Your task:
Reproduce each of the following lines verbatim, omitting the pictures from your answer.

Data in this exercise:

# # # #

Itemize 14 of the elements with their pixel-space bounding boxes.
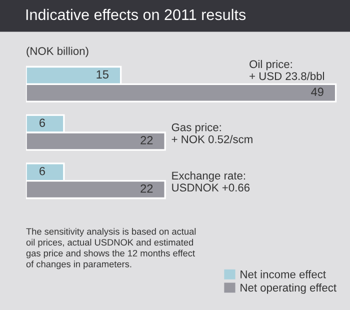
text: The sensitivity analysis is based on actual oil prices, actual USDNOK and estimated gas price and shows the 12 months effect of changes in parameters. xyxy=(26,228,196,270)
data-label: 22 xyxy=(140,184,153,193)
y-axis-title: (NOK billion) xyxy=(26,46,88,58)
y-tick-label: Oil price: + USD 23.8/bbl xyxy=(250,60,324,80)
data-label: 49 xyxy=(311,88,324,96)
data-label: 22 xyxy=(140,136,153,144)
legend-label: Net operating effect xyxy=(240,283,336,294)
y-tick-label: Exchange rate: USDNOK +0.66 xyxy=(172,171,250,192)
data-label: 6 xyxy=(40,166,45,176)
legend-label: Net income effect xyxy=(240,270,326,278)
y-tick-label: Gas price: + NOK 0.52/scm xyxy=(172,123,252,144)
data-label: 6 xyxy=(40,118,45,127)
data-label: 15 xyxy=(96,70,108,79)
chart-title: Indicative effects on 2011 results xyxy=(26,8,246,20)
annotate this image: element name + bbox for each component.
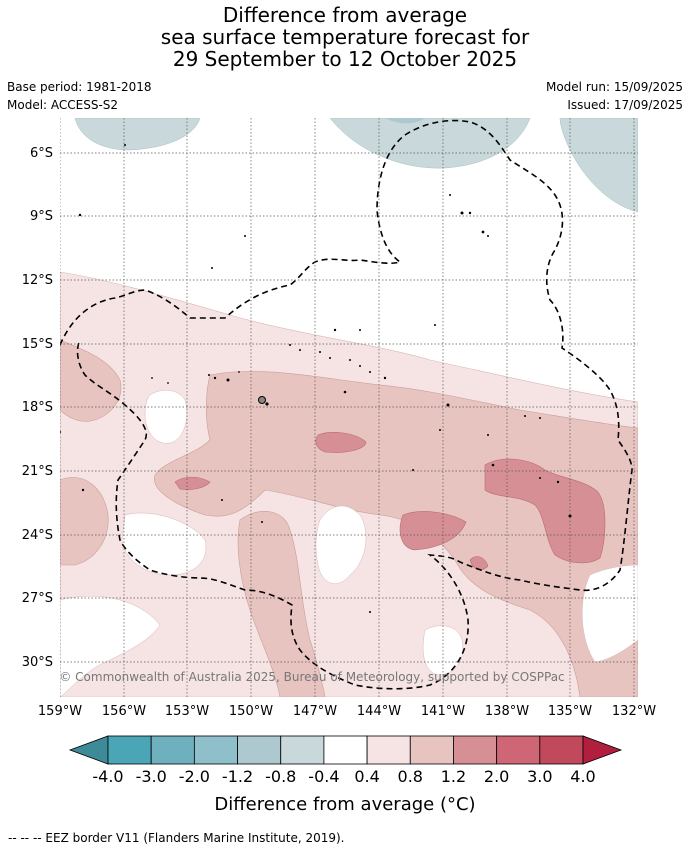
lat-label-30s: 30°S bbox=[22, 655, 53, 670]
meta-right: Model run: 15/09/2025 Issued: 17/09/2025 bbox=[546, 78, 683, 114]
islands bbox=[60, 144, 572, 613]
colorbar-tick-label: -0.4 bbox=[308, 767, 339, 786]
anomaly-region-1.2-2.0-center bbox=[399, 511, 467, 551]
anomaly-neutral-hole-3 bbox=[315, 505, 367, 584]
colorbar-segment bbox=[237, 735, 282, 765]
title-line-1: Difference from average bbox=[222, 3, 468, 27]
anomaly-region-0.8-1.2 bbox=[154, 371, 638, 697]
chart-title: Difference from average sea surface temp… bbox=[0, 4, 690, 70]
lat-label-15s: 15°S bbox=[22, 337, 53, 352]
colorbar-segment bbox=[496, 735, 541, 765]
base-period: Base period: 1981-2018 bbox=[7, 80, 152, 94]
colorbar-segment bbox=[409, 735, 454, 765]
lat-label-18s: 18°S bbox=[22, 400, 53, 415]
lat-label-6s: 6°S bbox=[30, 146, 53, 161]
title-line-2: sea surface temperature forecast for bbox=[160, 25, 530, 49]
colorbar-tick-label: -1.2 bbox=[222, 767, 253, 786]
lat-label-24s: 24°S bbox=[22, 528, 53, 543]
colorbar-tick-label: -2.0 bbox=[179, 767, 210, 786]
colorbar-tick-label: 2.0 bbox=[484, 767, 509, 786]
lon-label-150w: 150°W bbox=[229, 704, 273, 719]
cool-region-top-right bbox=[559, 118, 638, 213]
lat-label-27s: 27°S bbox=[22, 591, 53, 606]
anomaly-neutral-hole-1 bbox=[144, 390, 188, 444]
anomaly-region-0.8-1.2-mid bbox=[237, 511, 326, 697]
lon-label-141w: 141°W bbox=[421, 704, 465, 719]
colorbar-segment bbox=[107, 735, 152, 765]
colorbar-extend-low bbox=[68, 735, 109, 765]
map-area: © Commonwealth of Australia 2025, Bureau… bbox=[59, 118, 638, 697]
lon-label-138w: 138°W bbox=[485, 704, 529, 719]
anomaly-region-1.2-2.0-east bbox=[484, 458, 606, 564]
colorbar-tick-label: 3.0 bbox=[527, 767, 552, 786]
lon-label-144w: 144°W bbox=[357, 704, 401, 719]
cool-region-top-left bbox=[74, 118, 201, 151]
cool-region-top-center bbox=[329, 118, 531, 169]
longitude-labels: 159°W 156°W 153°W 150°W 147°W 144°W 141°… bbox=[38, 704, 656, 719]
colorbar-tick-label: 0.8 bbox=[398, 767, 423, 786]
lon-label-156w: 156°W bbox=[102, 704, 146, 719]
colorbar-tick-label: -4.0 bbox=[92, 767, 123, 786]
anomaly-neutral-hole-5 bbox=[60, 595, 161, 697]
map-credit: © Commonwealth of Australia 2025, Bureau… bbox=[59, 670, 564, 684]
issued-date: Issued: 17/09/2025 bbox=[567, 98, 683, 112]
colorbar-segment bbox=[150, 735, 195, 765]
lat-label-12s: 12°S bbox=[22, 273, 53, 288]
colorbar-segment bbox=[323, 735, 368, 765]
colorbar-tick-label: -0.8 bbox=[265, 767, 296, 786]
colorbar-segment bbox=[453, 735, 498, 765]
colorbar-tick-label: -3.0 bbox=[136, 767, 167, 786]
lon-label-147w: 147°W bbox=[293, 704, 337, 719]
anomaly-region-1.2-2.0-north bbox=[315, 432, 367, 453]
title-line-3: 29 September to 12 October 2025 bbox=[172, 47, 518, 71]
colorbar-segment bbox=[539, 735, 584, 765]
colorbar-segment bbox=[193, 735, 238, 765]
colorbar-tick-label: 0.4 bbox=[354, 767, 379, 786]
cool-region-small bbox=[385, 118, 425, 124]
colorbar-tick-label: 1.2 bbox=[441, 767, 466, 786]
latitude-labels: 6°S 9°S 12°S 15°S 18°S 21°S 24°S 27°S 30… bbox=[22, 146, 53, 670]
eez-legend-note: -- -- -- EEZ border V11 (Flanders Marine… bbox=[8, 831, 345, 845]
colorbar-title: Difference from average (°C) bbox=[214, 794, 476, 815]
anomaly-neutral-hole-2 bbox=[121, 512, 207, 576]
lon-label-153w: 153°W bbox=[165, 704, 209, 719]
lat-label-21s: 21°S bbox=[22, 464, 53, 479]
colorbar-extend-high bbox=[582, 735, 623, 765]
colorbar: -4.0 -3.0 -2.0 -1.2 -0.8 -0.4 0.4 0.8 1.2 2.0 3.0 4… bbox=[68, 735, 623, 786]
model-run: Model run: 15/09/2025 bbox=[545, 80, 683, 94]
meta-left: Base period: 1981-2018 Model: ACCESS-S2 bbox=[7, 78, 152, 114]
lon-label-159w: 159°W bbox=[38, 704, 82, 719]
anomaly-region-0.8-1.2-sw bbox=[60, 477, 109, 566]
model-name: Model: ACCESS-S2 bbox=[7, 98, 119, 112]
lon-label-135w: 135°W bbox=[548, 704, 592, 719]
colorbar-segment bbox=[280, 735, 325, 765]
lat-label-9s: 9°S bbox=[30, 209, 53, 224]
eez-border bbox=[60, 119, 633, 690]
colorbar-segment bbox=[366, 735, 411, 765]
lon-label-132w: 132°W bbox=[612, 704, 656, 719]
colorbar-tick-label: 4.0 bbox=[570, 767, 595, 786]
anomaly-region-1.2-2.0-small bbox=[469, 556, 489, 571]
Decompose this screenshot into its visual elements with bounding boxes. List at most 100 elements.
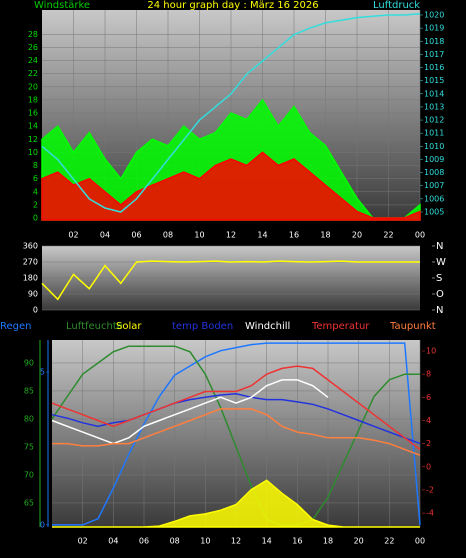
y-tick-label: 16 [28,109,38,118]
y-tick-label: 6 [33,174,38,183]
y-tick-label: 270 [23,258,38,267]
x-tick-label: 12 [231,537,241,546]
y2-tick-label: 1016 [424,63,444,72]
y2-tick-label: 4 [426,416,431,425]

# # # #

Reply:
Itemize 14 of the elements with their pixel-space bounding boxes.
text: The sensitivity analysis is based on actual oil prices, actual USDNOK and estimated gas price and shows the 12 months effect of changes in parameters. xyxy=(26,228,196,270)
data-label: 22 xyxy=(140,184,153,193)
y-axis-title: (NOK billion) xyxy=(26,46,88,58)
y-tick-label: Oil price: + USD 23.8/bbl xyxy=(250,60,324,80)
data-label: 49 xyxy=(311,88,324,96)
data-label: 22 xyxy=(140,136,153,144)
legend-label: Net operating effect xyxy=(240,283,336,294)
y-tick-label: Exchange rate: USDNOK +0.66 xyxy=(172,171,250,192)
data-label: 6 xyxy=(40,166,45,176)
legend-label: Net income effect xyxy=(240,270,326,278)
y-tick-label: Gas price: + NOK 0.52/scm xyxy=(172,123,252,144)
data-label: 6 xyxy=(40,118,45,127)
data-label: 15 xyxy=(96,70,108,79)
chart-title: Indicative effects on 2011 results xyxy=(26,8,246,20)
annotate this image: element name + bbox for each component.
lat-label-30s: 30°S bbox=[22, 655, 53, 670]
meta-right: Model run: 15/09/2025 Issued: 17/09/2025 bbox=[546, 78, 683, 114]
islands bbox=[60, 144, 572, 613]
colorbar-tick-label: -0.4 bbox=[308, 767, 339, 786]
anomaly-region-1.2-2.0-center bbox=[399, 511, 467, 551]
anomaly-neutral-hole-3 bbox=[315, 505, 367, 584]
colorbar-segment bbox=[237, 735, 282, 765]
title-line-1: Difference from average bbox=[222, 3, 468, 27]
anomaly-region-0.8-1.2 bbox=[154, 371, 638, 697]
chart-title: Difference from average sea surface temp… bbox=[0, 4, 690, 70]
lat-label-15s: 15°S bbox=[22, 337, 53, 352]
colorbar-segment bbox=[496, 735, 541, 765]
base-period: Base period: 1981-2018 bbox=[7, 80, 152, 94]
colorbar-segment bbox=[409, 735, 454, 765]
lat-label-18s: 18°S bbox=[22, 400, 53, 415]
lat-label-6s: 6°S bbox=[30, 146, 53, 161]
title-line-2: sea surface temperature forecast for bbox=[160, 25, 530, 49]
colorbar-tick-label: -1.2 bbox=[222, 767, 253, 786]
lat-label-24s: 24°S bbox=[22, 528, 53, 543]
colorbar-tick-label: -2.0 bbox=[179, 767, 210, 786]
colorbar-tick-label: 2.0 bbox=[484, 767, 509, 786]
lon-label-150w: 150°W bbox=[229, 704, 273, 719]
cool-region-top-right bbox=[559, 118, 638, 213]
lat-label-27s: 27°S bbox=[22, 591, 53, 606]
anomaly-neutral-hole-1 bbox=[144, 390, 188, 444]
anomaly-region-0.8-1.2-mid bbox=[237, 511, 326, 697]
lon-label-141w: 141°W bbox=[421, 704, 465, 719]
colorbar-segment bbox=[107, 735, 152, 765]
colorbar-extend-low bbox=[68, 735, 109, 765]
map-area: © Commonwealth of Australia 2025, Bureau… bbox=[59, 118, 638, 697]
lon-label-138w: 138°W bbox=[485, 704, 529, 719]
anomaly-region-1.2-2.0-east bbox=[484, 458, 606, 564]
colorbar-tick-label: 3.0 bbox=[527, 767, 552, 786]
lon-label-144w: 144°W bbox=[357, 704, 401, 719]
cool-region-top-left bbox=[74, 118, 201, 151]
cool-region-top-center bbox=[329, 118, 531, 169]
longitude-labels: 159°W 156°W 153°W 150°W 147°W 144°W 141°… bbox=[38, 704, 656, 719]
colorbar-tick-label: 0.8 bbox=[398, 767, 423, 786]
lon-label-156w: 156°W bbox=[102, 704, 146, 719]
colorbar-tick-label: -4.0 bbox=[92, 767, 123, 786]
anomaly-neutral-hole-5 bbox=[60, 595, 161, 697]
map-credit: © Commonwealth of Australia 2025, Bureau… bbox=[59, 670, 564, 684]
issued-date: Issued: 17/09/2025 bbox=[567, 98, 683, 112]
colorbar-segment bbox=[150, 735, 195, 765]
lat-label-12s: 12°S bbox=[22, 273, 53, 288]
colorbar-segment bbox=[323, 735, 368, 765]
colorbar-tick-label: -0.8 bbox=[265, 767, 296, 786]
colorbar-segment bbox=[453, 735, 498, 765]
colorbar-tick-label: -3.0 bbox=[136, 767, 167, 786]
lon-label-147w: 147°W bbox=[293, 704, 337, 719]
anomaly-region-1.2-2.0-north bbox=[315, 432, 367, 453]
title-line-3: 29 September to 12 October 2025 bbox=[172, 47, 518, 71]
colorbar-segment bbox=[539, 735, 584, 765]
colorbar-segment bbox=[193, 735, 238, 765]
colorbar-tick-label: 0.4 bbox=[354, 767, 379, 786]
cool-region-small bbox=[385, 118, 425, 124]
colorbar-tick-label: 1.2 bbox=[441, 767, 466, 786]
latitude-labels: 6°S 9°S 12°S 15°S 18°S 21°S 24°S 27°S 30… bbox=[22, 146, 53, 670]
eez-legend-note: -- -- -- EEZ border V11 (Flanders Marine… bbox=[8, 831, 345, 845]
colorbar-title: Difference from average (°C) bbox=[214, 794, 476, 815]
anomaly-neutral-hole-2 bbox=[121, 512, 207, 576]
lon-label-153w: 153°W bbox=[165, 704, 209, 719]
lat-label-21s: 21°S bbox=[22, 464, 53, 479]
colorbar-extend-high bbox=[582, 735, 623, 765]
colorbar: -4.0 -3.0 -2.0 -1.2 -0.8 -0.4 0.4 0.8 1.2 2.0 3.0 4… bbox=[68, 735, 623, 786]
model-run: Model run: 15/09/2025 bbox=[545, 80, 683, 94]
meta-left: Base period: 1981-2018 Model: ACCESS-S2 bbox=[7, 78, 152, 114]
lon-label-159w: 159°W bbox=[38, 704, 82, 719]
anomaly-region-0.8-1.2-sw bbox=[60, 477, 109, 566]
model-name: Model: ACCESS-S2 bbox=[7, 98, 119, 112]
lon-label-135w: 135°W bbox=[548, 704, 592, 719]
colorbar-segment bbox=[280, 735, 325, 765]
lat-label-9s: 9°S bbox=[30, 209, 53, 224]
eez-border bbox=[60, 119, 633, 690]
colorbar-segment bbox=[366, 735, 411, 765]
lon-label-132w: 132°W bbox=[612, 704, 656, 719]
colorbar-tick-label: 4.0 bbox=[570, 767, 595, 786]
anomaly-region-1.2-2.0-small bbox=[469, 556, 489, 571]
Decompose this screenshot into its visual elements with bounding boxes. List at most 100 elements.
y-tick-label: 16 [28,109,38,118]
y-tick-label: 6 [33,174,38,183]
y-tick-label: 270 [23,258,38,267]
x-tick-label: 12 [231,537,241,546]
y2-tick-label: 1016 [424,63,444,72]
y2-tick-label: 4 [426,416,431,425]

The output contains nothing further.